■ DIRECTIONS
Restate every entry word for word.

[Source data]

::::::::::

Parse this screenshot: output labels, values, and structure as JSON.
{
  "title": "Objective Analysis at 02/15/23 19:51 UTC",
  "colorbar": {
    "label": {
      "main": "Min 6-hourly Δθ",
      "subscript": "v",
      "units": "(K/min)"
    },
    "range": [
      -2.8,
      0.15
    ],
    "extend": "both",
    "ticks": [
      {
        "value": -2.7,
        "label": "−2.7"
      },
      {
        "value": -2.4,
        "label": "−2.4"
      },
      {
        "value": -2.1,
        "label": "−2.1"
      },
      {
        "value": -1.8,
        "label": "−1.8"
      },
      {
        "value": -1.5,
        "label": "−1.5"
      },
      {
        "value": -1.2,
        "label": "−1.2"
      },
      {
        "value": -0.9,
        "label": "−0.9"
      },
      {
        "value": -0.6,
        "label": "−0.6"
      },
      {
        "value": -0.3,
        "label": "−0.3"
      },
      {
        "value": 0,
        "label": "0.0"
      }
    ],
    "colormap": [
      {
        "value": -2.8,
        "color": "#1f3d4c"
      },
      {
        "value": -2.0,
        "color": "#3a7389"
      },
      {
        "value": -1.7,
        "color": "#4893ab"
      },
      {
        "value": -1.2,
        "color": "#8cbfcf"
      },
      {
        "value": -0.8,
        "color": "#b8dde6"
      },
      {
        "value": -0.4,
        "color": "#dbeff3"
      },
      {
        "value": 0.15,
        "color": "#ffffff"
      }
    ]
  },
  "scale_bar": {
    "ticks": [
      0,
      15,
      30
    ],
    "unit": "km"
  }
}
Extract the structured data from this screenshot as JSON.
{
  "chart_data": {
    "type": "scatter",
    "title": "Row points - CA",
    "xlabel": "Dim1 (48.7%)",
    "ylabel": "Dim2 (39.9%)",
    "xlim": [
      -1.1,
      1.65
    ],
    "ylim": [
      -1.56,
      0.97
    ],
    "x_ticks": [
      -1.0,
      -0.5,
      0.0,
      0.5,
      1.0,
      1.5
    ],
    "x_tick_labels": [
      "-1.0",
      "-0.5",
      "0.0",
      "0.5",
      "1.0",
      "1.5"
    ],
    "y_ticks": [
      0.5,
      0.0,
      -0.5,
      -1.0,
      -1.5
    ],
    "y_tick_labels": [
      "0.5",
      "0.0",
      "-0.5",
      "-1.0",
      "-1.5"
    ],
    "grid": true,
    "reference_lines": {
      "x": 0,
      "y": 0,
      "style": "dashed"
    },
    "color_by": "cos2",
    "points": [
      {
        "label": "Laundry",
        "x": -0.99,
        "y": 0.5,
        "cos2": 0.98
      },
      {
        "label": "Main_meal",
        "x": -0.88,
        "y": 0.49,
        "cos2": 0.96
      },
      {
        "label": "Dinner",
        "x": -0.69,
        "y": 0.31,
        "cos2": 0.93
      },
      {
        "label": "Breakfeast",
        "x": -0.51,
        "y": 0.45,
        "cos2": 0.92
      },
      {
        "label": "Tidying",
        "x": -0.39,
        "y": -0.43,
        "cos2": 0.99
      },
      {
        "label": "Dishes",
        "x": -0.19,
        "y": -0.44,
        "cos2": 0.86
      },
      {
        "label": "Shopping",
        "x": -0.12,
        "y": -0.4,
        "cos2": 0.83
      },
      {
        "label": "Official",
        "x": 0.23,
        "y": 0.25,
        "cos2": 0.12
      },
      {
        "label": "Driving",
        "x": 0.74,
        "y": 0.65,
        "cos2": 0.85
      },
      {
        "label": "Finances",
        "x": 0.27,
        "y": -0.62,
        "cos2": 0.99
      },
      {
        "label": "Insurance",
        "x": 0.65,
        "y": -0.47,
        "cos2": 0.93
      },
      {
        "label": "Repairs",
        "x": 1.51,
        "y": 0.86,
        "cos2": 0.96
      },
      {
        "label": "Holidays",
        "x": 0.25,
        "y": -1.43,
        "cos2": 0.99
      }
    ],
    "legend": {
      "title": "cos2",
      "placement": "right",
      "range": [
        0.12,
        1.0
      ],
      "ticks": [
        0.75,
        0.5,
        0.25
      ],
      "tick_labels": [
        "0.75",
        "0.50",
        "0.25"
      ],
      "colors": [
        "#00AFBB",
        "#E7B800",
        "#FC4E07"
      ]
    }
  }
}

::::::::::

■ TASK ANSWER
Parse this screenshot: output labels, values, and structure as JSON.
{
  "title": "Objective Analysis at 02/15/23 19:51 UTC",
  "colorbar": {
    "label": {
      "main": "Min 6-hourly Δθ",
      "subscript": "v",
      "units": "(K/min)"
    },
    "range": [
      -2.8,
      0.15
    ],
    "extend": "both",
    "ticks": [
      {
        "value": -2.7,
        "label": "−2.7"
      },
      {
        "value": -2.4,
        "label": "−2.4"
      },
      {
        "value": -2.1,
        "label": "−2.1"
      },
      {
        "value": -1.8,
        "label": "−1.8"
      },
      {
        "value": -1.5,
        "label": "−1.5"
      },
      {
        "value": -1.2,
        "label": "−1.2"
      },
      {
        "value": -0.9,
        "label": "−0.9"
      },
      {
        "value": -0.6,
        "label": "−0.6"
      },
      {
        "value": -0.3,
        "label": "−0.3"
      },
      {
        "value": 0,
        "label": "0.0"
      }
    ],
    "colormap": [
      {
        "value": -2.8,
        "color": "#1f3d4c"
      },
      {
        "value": -2.0,
        "color": "#3a7389"
      },
      {
        "value": -1.7,
        "color": "#4893ab"
      },
      {
        "value": -1.2,
        "color": "#8cbfcf"
      },
      {
        "value": -0.8,
        "color": "#b8dde6"
      },
      {
        "value": -0.4,
        "color": "#dbeff3"
      },
      {
        "value": 0.15,
        "color": "#ffffff"
      }
    ]
  },
  "scale_bar": {
    "ticks": [
      0,
      15,
      30
    ],
    "unit": "km"
  }
}
Extract the structured data from this screenshot as JSON.
{
  "chart_data": {
    "type": "scatter",
    "title": "Row points - CA",
    "xlabel": "Dim1 (48.7%)",
    "ylabel": "Dim2 (39.9%)",
    "xlim": [
      -1.1,
      1.65
    ],
    "ylim": [
      -1.56,
      0.97
    ],
    "x_ticks": [
      -1.0,
      -0.5,
      0.0,
      0.5,
      1.0,
      1.5
    ],
    "x_tick_labels": [
      "-1.0",
      "-0.5",
      "0.0",
      "0.5",
      "1.0",
      "1.5"
    ],
    "y_ticks": [
      0.5,
      0.0,
      -0.5,
      -1.0,
      -1.5
    ],
    "y_tick_labels": [
      "0.5",
      "0.0",
      "-0.5",
      "-1.0",
      "-1.5"
    ],
    "grid": true,
    "reference_lines": {
      "x": 0,
      "y": 0,
      "style": "dashed"
    },
    "color_by": "cos2",
    "points": [
      {
        "label": "Laundry",
        "x": -0.99,
        "y": 0.5,
        "cos2": 0.98
      },
      {
        "label": "Main_meal",
        "x": -0.88,
        "y": 0.49,
        "cos2": 0.96
      },
      {
        "label": "Dinner",
        "x": -0.69,
        "y": 0.31,
        "cos2": 0.93
      },
      {
        "label": "Breakfeast",
        "x": -0.51,
        "y": 0.45,
        "cos2": 0.92
      },
      {
        "label": "Tidying",
        "x": -0.39,
        "y": -0.43,
        "cos2": 0.99
      },
      {
        "label": "Dishes",
        "x": -0.19,
        "y": -0.44,
        "cos2": 0.86
      },
      {
        "label": "Shopping",
        "x": -0.12,
        "y": -0.4,
        "cos2": 0.83
      },
      {
        "label": "Official",
        "x": 0.23,
        "y": 0.25,
        "cos2": 0.12
      },
      {
        "label": "Driving",
        "x": 0.74,
        "y": 0.65,
        "cos2": 0.85
      },
      {
        "label": "Finances",
        "x": 0.27,
        "y": -0.62,
        "cos2": 0.99
      },
      {
        "label": "Insurance",
        "x": 0.65,
        "y": -0.47,
        "cos2": 0.93
      },
      {
        "label": "Repairs",
        "x": 1.51,
        "y": 0.86,
        "cos2": 0.96
      },
      {
        "label": "Holidays",
        "x": 0.25,
        "y": -1.43,
        "cos2": 0.99
      }
    ],
    "legend": {
      "title": "cos2",
      "placement": "right",
      "range": [
        0.12,
        1.0
      ],
      "ticks": [
        0.75,
        0.5,
        0.25
      ],
      "tick_labels": [
        "0.75",
        "0.50",
        "0.25"
      ],
      "colors": [
        "#00AFBB",
        "#E7B800",
        "#FC4E07"
      ]
    }
  }
}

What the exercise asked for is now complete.